Each entry must be given again exactly; images do not belong in the copy.

Data excerpts:
»»

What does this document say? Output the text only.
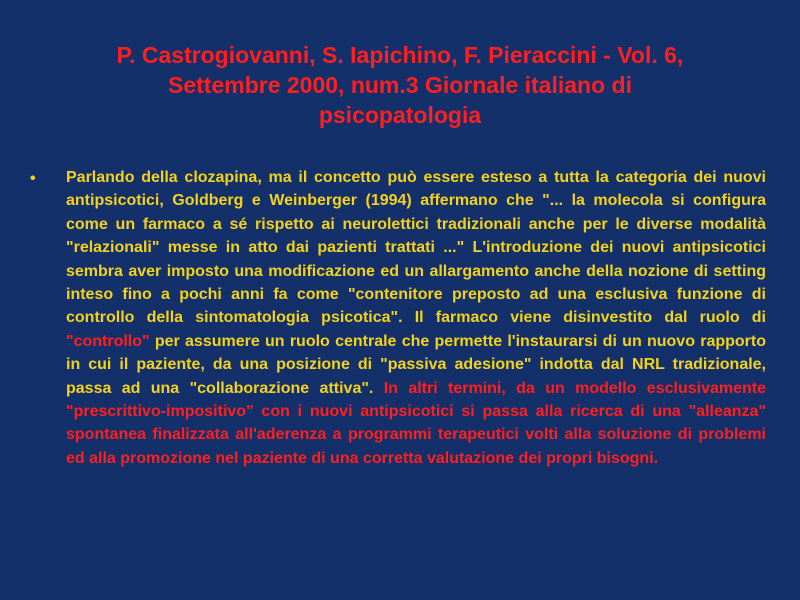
P. Castrogiovanni, S. Iapichino, F. Pieraccini - Vol. 6,
Settembre 2000, num.3 Giornale italiano di
psicopatologia
• Parlando della clozapina, ma il concetto può essere esteso a tutta la categoria dei nuovi antipsicotici, Goldberg e Weinberger (1994) affermano che "... la molecola si configura come un farmaco a sé rispetto ai neurolettici tradizionali anche per le diverse modalità "relazionali" messe in atto dai pazienti trattati ..." L'introduzione dei nuovi antipsicotici sembra aver imposto una modificazione ed un allargamento anche della nozione di setting inteso fino a pochi anni fa come "contenitore preposto ad una esclusiva funzione di controllo della sintomatologia psicotica". Il farmaco viene disinvestito dal ruolo di "controllo" per assumere un ruolo centrale che permette l'instaurarsi di un nuovo rapporto in cui il paziente, da una posizione di "passiva adesione" indotta dal NRL tradizionale, passa ad una "collaborazione attiva". In altri termini, da un modello esclusivamente "prescrittivo-impositivo" con i nuovi antipsicotici si passa alla ricerca di una "alleanza" spontanea finalizzata all'aderenza a programmi terapeutici volti alla soluzione di problemi ed alla promozione nel paziente di una corretta valutazione dei propri bisogni.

««

IN RESPONSE
What does this document say? Output the text only.
P. Castrogiovanni, S. Iapichino, F. Pieraccini - Vol. 6,
Settembre 2000, num.3 Giornale italiano di
psicopatologia
• Parlando della clozapina, ma il concetto può essere esteso a tutta la categoria dei nuovi antipsicotici, Goldberg e Weinberger (1994) affermano che "... la molecola si configura come un farmaco a sé rispetto ai neurolettici tradizionali anche per le diverse modalità "relazionali" messe in atto dai pazienti trattati ..." L'introduzione dei nuovi antipsicotici sembra aver imposto una modificazione ed un allargamento anche della nozione di setting inteso fino a pochi anni fa come "contenitore preposto ad una esclusiva funzione di controllo della sintomatologia psicotica". Il farmaco viene disinvestito dal ruolo di "controllo" per assumere un ruolo centrale che permette l'instaurarsi di un nuovo rapporto in cui il paziente, da una posizione di "passiva adesione" indotta dal NRL tradizionale, passa ad una "collaborazione attiva". In altri termini, da un modello esclusivamente "prescrittivo-impositivo" con i nuovi antipsicotici si passa alla ricerca di una "alleanza" spontanea finalizzata all'aderenza a programmi terapeutici volti alla soluzione di problemi ed alla promozione nel paziente di una corretta valutazione dei propri bisogni.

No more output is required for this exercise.